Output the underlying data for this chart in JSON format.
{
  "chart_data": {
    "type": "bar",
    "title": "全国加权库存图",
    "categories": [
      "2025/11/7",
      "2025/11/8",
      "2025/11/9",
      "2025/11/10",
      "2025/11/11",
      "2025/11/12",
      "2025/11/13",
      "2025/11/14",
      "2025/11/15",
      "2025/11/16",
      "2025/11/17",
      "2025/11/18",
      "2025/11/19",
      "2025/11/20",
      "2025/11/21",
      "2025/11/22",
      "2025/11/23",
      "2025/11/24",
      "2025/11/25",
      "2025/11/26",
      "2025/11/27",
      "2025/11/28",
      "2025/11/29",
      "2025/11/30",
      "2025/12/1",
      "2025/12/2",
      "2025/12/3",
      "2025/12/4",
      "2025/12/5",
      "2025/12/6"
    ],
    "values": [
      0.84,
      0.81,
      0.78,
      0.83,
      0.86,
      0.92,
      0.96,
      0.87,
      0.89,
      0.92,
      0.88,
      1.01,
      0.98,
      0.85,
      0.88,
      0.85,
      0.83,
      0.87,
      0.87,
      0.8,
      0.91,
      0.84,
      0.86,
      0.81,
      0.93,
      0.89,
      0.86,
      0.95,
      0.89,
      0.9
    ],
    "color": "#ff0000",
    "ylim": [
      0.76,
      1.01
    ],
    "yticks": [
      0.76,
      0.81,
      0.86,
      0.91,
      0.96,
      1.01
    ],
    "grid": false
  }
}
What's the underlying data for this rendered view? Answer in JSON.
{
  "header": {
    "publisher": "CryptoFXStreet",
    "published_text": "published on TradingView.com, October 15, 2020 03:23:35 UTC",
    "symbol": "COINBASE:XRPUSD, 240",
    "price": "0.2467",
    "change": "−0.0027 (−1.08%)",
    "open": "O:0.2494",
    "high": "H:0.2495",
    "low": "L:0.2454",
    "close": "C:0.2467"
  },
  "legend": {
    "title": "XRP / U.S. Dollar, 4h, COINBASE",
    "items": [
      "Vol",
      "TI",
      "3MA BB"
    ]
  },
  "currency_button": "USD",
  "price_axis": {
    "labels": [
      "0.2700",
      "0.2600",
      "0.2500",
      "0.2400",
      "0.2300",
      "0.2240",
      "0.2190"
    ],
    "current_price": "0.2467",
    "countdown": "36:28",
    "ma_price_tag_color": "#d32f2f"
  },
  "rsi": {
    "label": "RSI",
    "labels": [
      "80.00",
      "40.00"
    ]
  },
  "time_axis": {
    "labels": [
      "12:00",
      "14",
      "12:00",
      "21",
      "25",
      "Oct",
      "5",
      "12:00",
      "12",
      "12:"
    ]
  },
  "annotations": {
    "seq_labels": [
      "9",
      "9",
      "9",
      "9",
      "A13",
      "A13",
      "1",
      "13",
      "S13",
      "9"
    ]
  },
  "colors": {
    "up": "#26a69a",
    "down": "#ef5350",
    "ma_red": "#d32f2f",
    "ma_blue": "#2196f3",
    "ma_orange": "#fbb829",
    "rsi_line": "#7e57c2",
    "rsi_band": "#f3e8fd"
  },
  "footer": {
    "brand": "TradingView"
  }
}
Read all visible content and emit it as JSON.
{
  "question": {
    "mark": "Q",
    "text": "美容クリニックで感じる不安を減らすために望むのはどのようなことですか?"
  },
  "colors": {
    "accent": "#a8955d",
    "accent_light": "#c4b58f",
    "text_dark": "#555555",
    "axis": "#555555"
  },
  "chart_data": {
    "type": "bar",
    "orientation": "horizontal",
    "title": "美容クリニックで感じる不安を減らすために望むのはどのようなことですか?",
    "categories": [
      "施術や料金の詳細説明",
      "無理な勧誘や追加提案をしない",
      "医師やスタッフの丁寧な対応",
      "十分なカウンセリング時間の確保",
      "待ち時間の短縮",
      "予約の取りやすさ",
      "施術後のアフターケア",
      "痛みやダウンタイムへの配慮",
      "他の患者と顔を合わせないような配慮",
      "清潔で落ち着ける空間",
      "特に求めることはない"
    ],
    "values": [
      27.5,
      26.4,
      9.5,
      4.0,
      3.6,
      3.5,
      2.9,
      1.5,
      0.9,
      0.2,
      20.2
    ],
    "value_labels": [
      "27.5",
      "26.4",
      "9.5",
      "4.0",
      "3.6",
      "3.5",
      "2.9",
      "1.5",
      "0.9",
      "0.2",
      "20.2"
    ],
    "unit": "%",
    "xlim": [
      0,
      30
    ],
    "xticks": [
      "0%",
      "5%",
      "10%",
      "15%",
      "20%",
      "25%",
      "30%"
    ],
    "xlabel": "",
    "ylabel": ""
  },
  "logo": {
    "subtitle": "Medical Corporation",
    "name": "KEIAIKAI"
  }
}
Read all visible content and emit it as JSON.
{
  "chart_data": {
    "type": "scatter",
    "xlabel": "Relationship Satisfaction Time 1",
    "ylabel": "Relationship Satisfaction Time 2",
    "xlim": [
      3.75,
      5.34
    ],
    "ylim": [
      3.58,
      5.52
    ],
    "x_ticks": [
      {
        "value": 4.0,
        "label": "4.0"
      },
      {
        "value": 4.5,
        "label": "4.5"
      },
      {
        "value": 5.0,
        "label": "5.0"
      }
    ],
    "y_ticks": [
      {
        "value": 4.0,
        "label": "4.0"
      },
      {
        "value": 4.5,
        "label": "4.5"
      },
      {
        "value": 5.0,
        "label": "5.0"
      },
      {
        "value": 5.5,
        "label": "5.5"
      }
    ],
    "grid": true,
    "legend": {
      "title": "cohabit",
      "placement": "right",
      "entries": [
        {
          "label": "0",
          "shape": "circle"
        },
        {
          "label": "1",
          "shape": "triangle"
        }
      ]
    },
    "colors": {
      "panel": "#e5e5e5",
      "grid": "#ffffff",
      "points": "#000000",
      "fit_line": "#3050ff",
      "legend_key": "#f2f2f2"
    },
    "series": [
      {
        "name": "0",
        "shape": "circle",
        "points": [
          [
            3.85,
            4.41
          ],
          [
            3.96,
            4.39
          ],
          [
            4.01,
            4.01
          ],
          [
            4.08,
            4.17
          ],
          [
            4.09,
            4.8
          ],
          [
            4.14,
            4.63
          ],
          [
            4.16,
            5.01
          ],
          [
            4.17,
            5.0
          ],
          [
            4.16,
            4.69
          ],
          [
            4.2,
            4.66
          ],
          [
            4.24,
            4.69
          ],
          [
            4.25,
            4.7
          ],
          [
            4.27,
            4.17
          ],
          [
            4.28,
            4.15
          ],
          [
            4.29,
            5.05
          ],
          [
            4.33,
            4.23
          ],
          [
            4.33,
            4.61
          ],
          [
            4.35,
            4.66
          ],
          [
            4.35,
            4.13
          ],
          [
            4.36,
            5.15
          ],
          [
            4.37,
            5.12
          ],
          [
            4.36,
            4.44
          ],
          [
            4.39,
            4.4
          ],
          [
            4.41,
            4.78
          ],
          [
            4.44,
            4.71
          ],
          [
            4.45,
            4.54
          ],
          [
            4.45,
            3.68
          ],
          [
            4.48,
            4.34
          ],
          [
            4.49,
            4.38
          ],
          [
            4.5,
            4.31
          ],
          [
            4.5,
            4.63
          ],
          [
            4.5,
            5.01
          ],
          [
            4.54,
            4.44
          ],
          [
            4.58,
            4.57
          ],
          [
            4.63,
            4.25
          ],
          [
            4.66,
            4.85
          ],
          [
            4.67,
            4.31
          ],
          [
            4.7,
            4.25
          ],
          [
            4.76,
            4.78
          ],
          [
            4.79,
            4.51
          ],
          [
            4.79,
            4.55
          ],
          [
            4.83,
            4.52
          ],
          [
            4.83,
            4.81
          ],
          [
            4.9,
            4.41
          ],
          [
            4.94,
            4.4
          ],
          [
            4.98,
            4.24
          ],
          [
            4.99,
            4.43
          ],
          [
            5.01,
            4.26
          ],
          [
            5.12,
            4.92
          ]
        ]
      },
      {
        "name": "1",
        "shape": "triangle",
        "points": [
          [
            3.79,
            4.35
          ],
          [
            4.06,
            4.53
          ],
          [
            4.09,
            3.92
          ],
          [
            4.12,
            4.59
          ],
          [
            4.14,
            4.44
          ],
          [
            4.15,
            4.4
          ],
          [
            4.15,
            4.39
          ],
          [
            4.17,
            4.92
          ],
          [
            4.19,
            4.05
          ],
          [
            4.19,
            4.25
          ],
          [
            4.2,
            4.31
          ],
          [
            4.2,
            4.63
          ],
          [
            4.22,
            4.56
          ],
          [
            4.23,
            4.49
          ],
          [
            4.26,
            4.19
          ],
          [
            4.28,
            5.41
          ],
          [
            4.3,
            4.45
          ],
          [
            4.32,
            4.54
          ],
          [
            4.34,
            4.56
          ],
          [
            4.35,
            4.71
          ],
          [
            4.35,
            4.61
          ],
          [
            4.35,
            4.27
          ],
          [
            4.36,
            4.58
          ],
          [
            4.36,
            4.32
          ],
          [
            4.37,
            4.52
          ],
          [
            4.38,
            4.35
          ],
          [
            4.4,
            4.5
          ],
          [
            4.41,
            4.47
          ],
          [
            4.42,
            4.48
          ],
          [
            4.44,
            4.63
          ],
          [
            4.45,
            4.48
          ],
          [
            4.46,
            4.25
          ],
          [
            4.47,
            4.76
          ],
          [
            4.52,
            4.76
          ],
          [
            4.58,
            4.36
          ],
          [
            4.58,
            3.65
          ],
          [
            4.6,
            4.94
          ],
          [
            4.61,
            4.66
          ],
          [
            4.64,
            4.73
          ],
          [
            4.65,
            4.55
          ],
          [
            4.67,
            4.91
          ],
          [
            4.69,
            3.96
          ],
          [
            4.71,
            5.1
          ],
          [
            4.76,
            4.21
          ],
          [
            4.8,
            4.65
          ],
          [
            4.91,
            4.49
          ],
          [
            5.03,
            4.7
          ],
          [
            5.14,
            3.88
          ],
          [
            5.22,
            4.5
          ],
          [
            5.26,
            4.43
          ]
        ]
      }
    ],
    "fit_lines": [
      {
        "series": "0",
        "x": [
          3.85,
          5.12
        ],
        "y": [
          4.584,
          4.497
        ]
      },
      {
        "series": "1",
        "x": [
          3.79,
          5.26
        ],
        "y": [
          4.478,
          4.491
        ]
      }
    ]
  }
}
====
-- Stated problem --
Find all lines holding the string "COINBASE" and copy them.

-- Reply --
    "symbol": "COINBASE:XRPUSD, 240",
    "title": "XRP / U.S. Dollar, 4h, COINBASE",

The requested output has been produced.